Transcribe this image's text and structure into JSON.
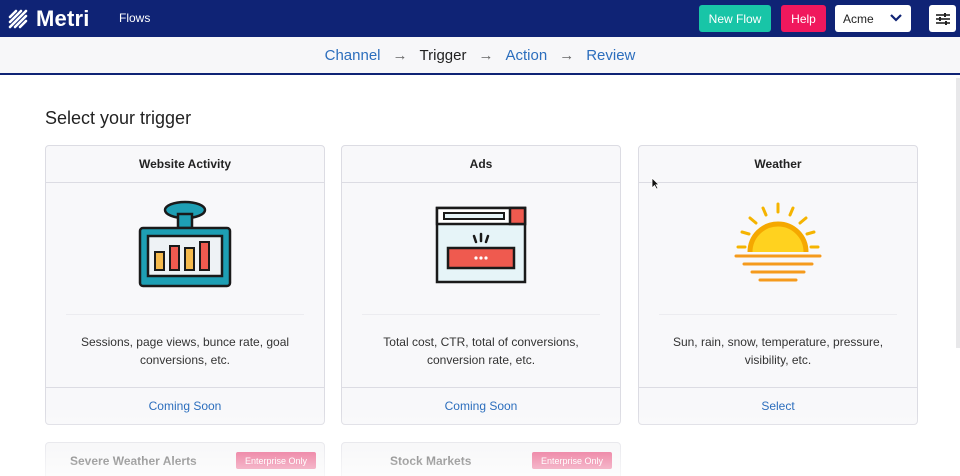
{
  "app": {
    "name": "Metri",
    "nav_flows": "Flows"
  },
  "header": {
    "new_flow": "New Flow",
    "help": "Help",
    "workspace": "Acme"
  },
  "stepper": {
    "steps": [
      "Channel",
      "Trigger",
      "Action",
      "Review"
    ],
    "active": "Trigger"
  },
  "page": {
    "title": "Select your trigger"
  },
  "cards": [
    {
      "title": "Website Activity",
      "icon": "dashboard-chart-icon",
      "description_line1": "Sessions, page views, bunce rate, goal",
      "description_line2": "conversions, etc.",
      "action": "Coming Soon"
    },
    {
      "title": "Ads",
      "icon": "browser-ad-icon",
      "description_line1": "Total cost, CTR, total of conversions,",
      "description_line2": "conversion rate, etc.",
      "action": "Coming Soon"
    },
    {
      "title": "Weather",
      "icon": "sunset-icon",
      "description_line1": "Sun, rain, snow, temperature, pressure,",
      "description_line2": "visibility, etc.",
      "action": "Select"
    }
  ],
  "more_cards": [
    {
      "title": "Severe Weather Alerts",
      "badge": "Enterprise Only"
    },
    {
      "title": "Stock Markets",
      "badge": "Enterprise Only"
    }
  ],
  "colors": {
    "navbar": "#0f2375",
    "new_flow": "#18c5a7",
    "help": "#f0185d",
    "link": "#2c6ebd",
    "badge": "#e0245e"
  }
}
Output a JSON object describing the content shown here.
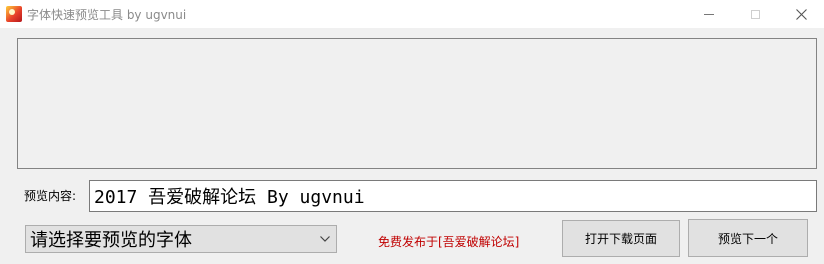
{
  "window": {
    "title": "字体快速预览工具 by ugvnui",
    "icon": "app-logo-icon",
    "controls": {
      "minimize": "minimize-icon",
      "maximize": "maximize-icon",
      "close": "close-icon"
    }
  },
  "preview": {
    "content_label": "预览内容:",
    "content_value": "2017 吾爱破解论坛 By ugvnui"
  },
  "font_select": {
    "placeholder": "请选择要预览的字体",
    "icon": "chevron-down-icon"
  },
  "footer": {
    "release_note": "免费发布于[吾爱破解论坛]",
    "open_download_label": "打开下载页面",
    "next_preview_label": "预览下一个"
  },
  "colors": {
    "release_note": "#c00000",
    "window_bg": "#f0f0f0",
    "button_bg": "#e1e1e1"
  }
}
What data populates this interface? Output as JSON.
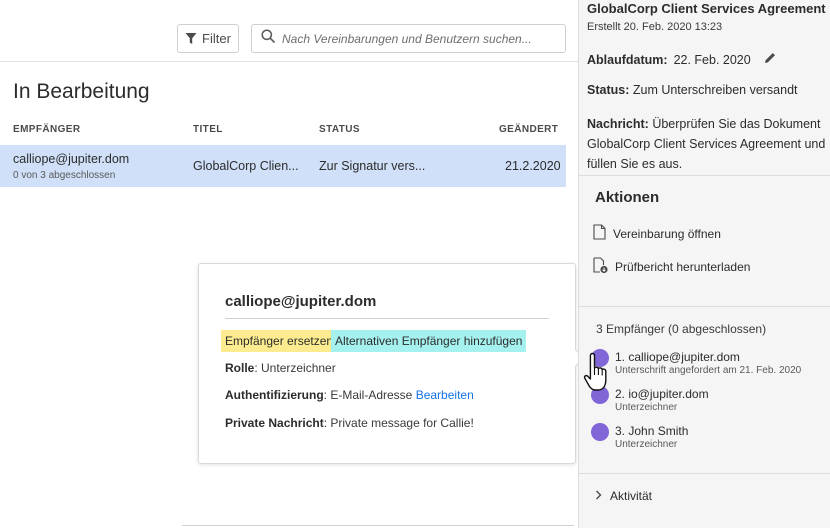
{
  "toolbar": {
    "filter_label": "Filter",
    "search_placeholder": "Nach Vereinbarungen und Benutzern suchen..."
  },
  "list": {
    "section_title": "In Bearbeitung",
    "columns": [
      "EMPFÄNGER",
      "TITEL",
      "STATUS",
      "GEÄNDERT"
    ],
    "rows": [
      {
        "recipient": "calliope@jupiter.dom",
        "progress": "0 von 3 abgeschlossen",
        "title": "GlobalCorp Clien...",
        "status": "Zur Signatur vers...",
        "changed": "21.2.2020"
      }
    ]
  },
  "popover": {
    "email": "calliope@jupiter.dom",
    "replace_label": "Empfänger ersetzen",
    "add_alt_label": "Alternativen Empfänger hinzufügen",
    "role_label": "Rolle",
    "role_value": "Unterzeichner",
    "auth_label": "Authentifizierung",
    "auth_value": "E-Mail-Adresse",
    "auth_edit": "Bearbeiten",
    "private_label": "Private Nachricht",
    "private_value": "Private message for Callie!"
  },
  "panel": {
    "agreement_title": "GlobalCorp Client Services Agreement",
    "created": "Erstellt 20. Feb. 2020 13:23",
    "expiry_label": "Ablaufdatum:",
    "expiry_value": "22. Feb. 2020",
    "status_label": "Status:",
    "status_value": "Zum Unterschreiben versandt",
    "message_label": "Nachricht:",
    "message_value": "Überprüfen Sie das Dokument GlobalCorp Client Services Agreement und füllen Sie es aus.",
    "actions_heading": "Aktionen",
    "actions": [
      {
        "label": "Vereinbarung öffnen",
        "icon": "document-icon"
      },
      {
        "label": "Prüfbericht herunterladen",
        "icon": "audit-report-icon"
      }
    ],
    "recipients_heading": "3 Empfänger (0 abgeschlossen)",
    "recipients": [
      {
        "name": "1. calliope@jupiter.dom",
        "detail": "Unterschrift angefordert am 21. Feb. 2020"
      },
      {
        "name": "2. io@jupiter.dom",
        "detail": "Unterzeichner"
      },
      {
        "name": "3. John Smith",
        "detail": "Unterzeichner"
      }
    ],
    "activity_label": "Aktivität"
  },
  "colors": {
    "selected_row": "#cfe0f8",
    "highlight_yellow": "#fcec8f",
    "highlight_cyan": "#a5f1ef",
    "link": "#1473e6",
    "recipient_dot": "#8066d6",
    "panel_bg": "#f5f5f5"
  }
}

----------

## WHAT YOU WILL DO:
Every record above should come back exactly, but without its pictures.

## FULL RESPONSE:
Transcribe this image's text and structure into JSON.
{
  "app": {
    "name": "Metri",
    "nav_flows": "Flows"
  },
  "header": {
    "new_flow": "New Flow",
    "help": "Help",
    "workspace": "Acme"
  },
  "stepper": {
    "steps": [
      "Channel",
      "Trigger",
      "Action",
      "Review"
    ],
    "active": "Trigger"
  },
  "page": {
    "title": "Select your trigger"
  },
  "cards": [
    {
      "title": "Website Activity",
      "icon": "dashboard-chart-icon",
      "description_line1": "Sessions, page views, bunce rate, goal",
      "description_line2": "conversions, etc.",
      "action": "Coming Soon"
    },
    {
      "title": "Ads",
      "icon": "browser-ad-icon",
      "description_line1": "Total cost, CTR, total of conversions,",
      "description_line2": "conversion rate, etc.",
      "action": "Coming Soon"
    },
    {
      "title": "Weather",
      "icon": "sunset-icon",
      "description_line1": "Sun, rain, snow, temperature, pressure,",
      "description_line2": "visibility, etc.",
      "action": "Select"
    }
  ],
  "more_cards": [
    {
      "title": "Severe Weather Alerts",
      "badge": "Enterprise Only"
    },
    {
      "title": "Stock Markets",
      "badge": "Enterprise Only"
    }
  ],
  "colors": {
    "navbar": "#0f2375",
    "new_flow": "#18c5a7",
    "help": "#f0185d",
    "link": "#2c6ebd",
    "badge": "#e0245e"
  }
}
Output a JSON object describing the content shown here.
{
  "window": {
    "title": "字体快速预览工具 by ugvnui",
    "icon": "app-logo-icon",
    "controls": {
      "minimize": "minimize-icon",
      "maximize": "maximize-icon",
      "close": "close-icon"
    }
  },
  "preview": {
    "content_label": "预览内容:",
    "content_value": "2017 吾爱破解论坛 By ugvnui"
  },
  "font_select": {
    "placeholder": "请选择要预览的字体",
    "icon": "chevron-down-icon"
  },
  "footer": {
    "release_note": "免费发布于[吾爱破解论坛]",
    "open_download_label": "打开下载页面",
    "next_preview_label": "预览下一个"
  },
  "colors": {
    "release_note": "#c00000",
    "window_bg": "#f0f0f0",
    "button_bg": "#e1e1e1"
  }
}
What data populates this interface? Output as JSON.
{
  "toolbar": {
    "filter_label": "Filter",
    "search_placeholder": "Nach Vereinbarungen und Benutzern suchen..."
  },
  "list": {
    "section_title": "In Bearbeitung",
    "columns": [
      "EMPFÄNGER",
      "TITEL",
      "STATUS",
      "GEÄNDERT"
    ],
    "rows": [
      {
        "recipient": "calliope@jupiter.dom",
        "progress": "0 von 3 abgeschlossen",
        "title": "GlobalCorp Clien...",
        "status": "Zur Signatur vers...",
        "changed": "21.2.2020"
      }
    ]
  },
  "popover": {
    "email": "calliope@jupiter.dom",
    "replace_label": "Empfänger ersetzen",
    "add_alt_label": "Alternativen Empfänger hinzufügen",
    "role_label": "Rolle",
    "role_value": "Unterzeichner",
    "auth_label": "Authentifizierung",
    "auth_value": "E-Mail-Adresse",
    "auth_edit": "Bearbeiten",
    "private_label": "Private Nachricht",
    "private_value": "Private message for Callie!"
  },
  "panel": {
    "agreement_title": "GlobalCorp Client Services Agreement",
    "created": "Erstellt 20. Feb. 2020 13:23",
    "expiry_label": "Ablaufdatum:",
    "expiry_value": "22. Feb. 2020",
    "status_label": "Status:",
    "status_value": "Zum Unterschreiben versandt",
    "message_label": "Nachricht:",
    "message_value": "Überprüfen Sie das Dokument GlobalCorp Client Services Agreement und füllen Sie es aus.",
    "actions_heading": "Aktionen",
    "actions": [
      {
        "label": "Vereinbarung öffnen",
        "icon": "document-icon"
      },
      {
        "label": "Prüfbericht herunterladen",
        "icon": "audit-report-icon"
      }
    ],
    "recipients_heading": "3 Empfänger (0 abgeschlossen)",
    "recipients": [
      {
        "name": "1. calliope@jupiter.dom",
        "detail": "Unterschrift angefordert am 21. Feb. 2020"
      },
      {
        "name": "2. io@jupiter.dom",
        "detail": "Unterzeichner"
      },
      {
        "name": "3. John Smith",
        "detail": "Unterzeichner"
      }
    ],
    "activity_label": "Aktivität"
  },
  "colors": {
    "selected_row": "#cfe0f8",
    "highlight_yellow": "#fcec8f",
    "highlight_cyan": "#a5f1ef",
    "link": "#1473e6",
    "recipient_dot": "#8066d6",
    "panel_bg": "#f5f5f5"
  }
}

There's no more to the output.